What is expected:
Pictures aside, write out every record exactly as it appears.

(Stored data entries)

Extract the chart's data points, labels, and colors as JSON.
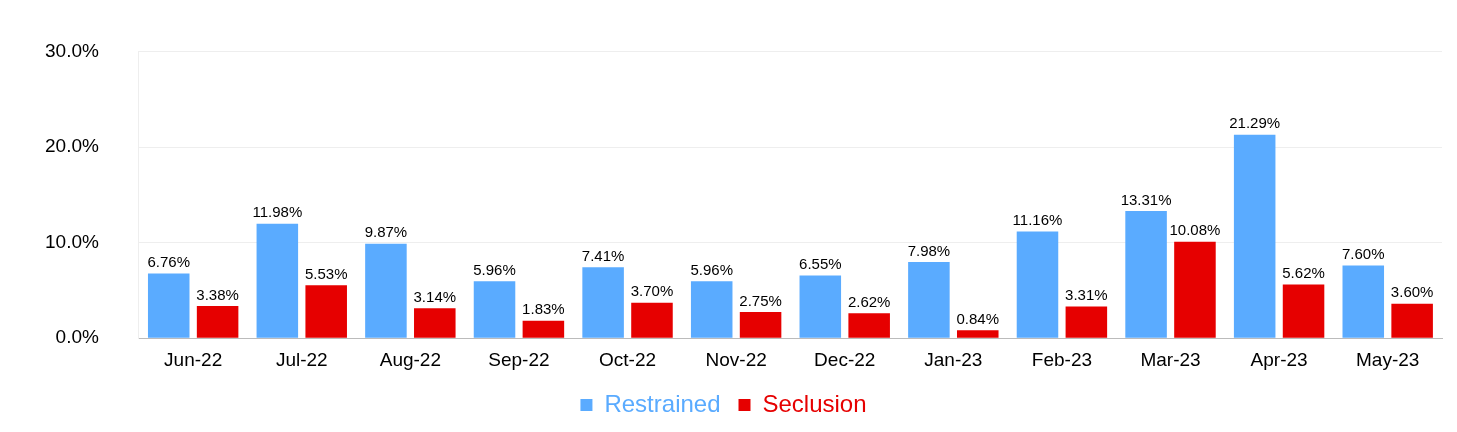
{
  "chart_data": {
    "type": "bar",
    "categories": [
      "Jun-22",
      "Jul-22",
      "Aug-22",
      "Sep-22",
      "Oct-22",
      "Nov-22",
      "Dec-22",
      "Jan-23",
      "Feb-23",
      "Mar-23",
      "Apr-23",
      "May-23"
    ],
    "series": [
      {
        "name": "Restrained",
        "color": "#5aabff",
        "values": [
          6.76,
          11.98,
          9.87,
          5.96,
          7.41,
          5.96,
          6.55,
          7.98,
          11.16,
          13.31,
          21.29,
          7.6
        ],
        "value_labels": [
          "6.76%",
          "11.98%",
          "9.87%",
          "5.96%",
          "7.41%",
          "5.96%",
          "6.55%",
          "7.98%",
          "11.16%",
          "13.31%",
          "21.29%",
          "7.60%"
        ]
      },
      {
        "name": "Seclusion",
        "color": "#e60000",
        "values": [
          3.38,
          5.53,
          3.14,
          1.83,
          3.7,
          2.75,
          2.62,
          0.84,
          3.31,
          10.08,
          5.62,
          3.6
        ],
        "value_labels": [
          "3.38%",
          "5.53%",
          "3.14%",
          "1.83%",
          "3.70%",
          "2.75%",
          "2.62%",
          "0.84%",
          "3.31%",
          "10.08%",
          "5.62%",
          "3.60%"
        ]
      }
    ],
    "ylim": [
      0,
      30
    ],
    "yticks": [
      {
        "value": 0,
        "label": "0.0%"
      },
      {
        "value": 10,
        "label": "10.0%"
      },
      {
        "value": 20,
        "label": "20.0%"
      },
      {
        "value": 30,
        "label": "30.0%"
      }
    ],
    "grid": "y",
    "legend": "bottom"
  }
}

Answer to the problem:
Extract the chart's data points, labels, and colors as JSON.
{
  "chart_data": {
    "type": "bar",
    "categories": [
      "Jun-22",
      "Jul-22",
      "Aug-22",
      "Sep-22",
      "Oct-22",
      "Nov-22",
      "Dec-22",
      "Jan-23",
      "Feb-23",
      "Mar-23",
      "Apr-23",
      "May-23"
    ],
    "series": [
      {
        "name": "Restrained",
        "color": "#5aabff",
        "values": [
          6.76,
          11.98,
          9.87,
          5.96,
          7.41,
          5.96,
          6.55,
          7.98,
          11.16,
          13.31,
          21.29,
          7.6
        ],
        "value_labels": [
          "6.76%",
          "11.98%",
          "9.87%",
          "5.96%",
          "7.41%",
          "5.96%",
          "6.55%",
          "7.98%",
          "11.16%",
          "13.31%",
          "21.29%",
          "7.60%"
        ]
      },
      {
        "name": "Seclusion",
        "color": "#e60000",
        "values": [
          3.38,
          5.53,
          3.14,
          1.83,
          3.7,
          2.75,
          2.62,
          0.84,
          3.31,
          10.08,
          5.62,
          3.6
        ],
        "value_labels": [
          "3.38%",
          "5.53%",
          "3.14%",
          "1.83%",
          "3.70%",
          "2.75%",
          "2.62%",
          "0.84%",
          "3.31%",
          "10.08%",
          "5.62%",
          "3.60%"
        ]
      }
    ],
    "ylim": [
      0,
      30
    ],
    "yticks": [
      {
        "value": 0,
        "label": "0.0%"
      },
      {
        "value": 10,
        "label": "10.0%"
      },
      {
        "value": 20,
        "label": "20.0%"
      },
      {
        "value": 30,
        "label": "30.0%"
      }
    ],
    "grid": "y",
    "legend": "bottom"
  }
}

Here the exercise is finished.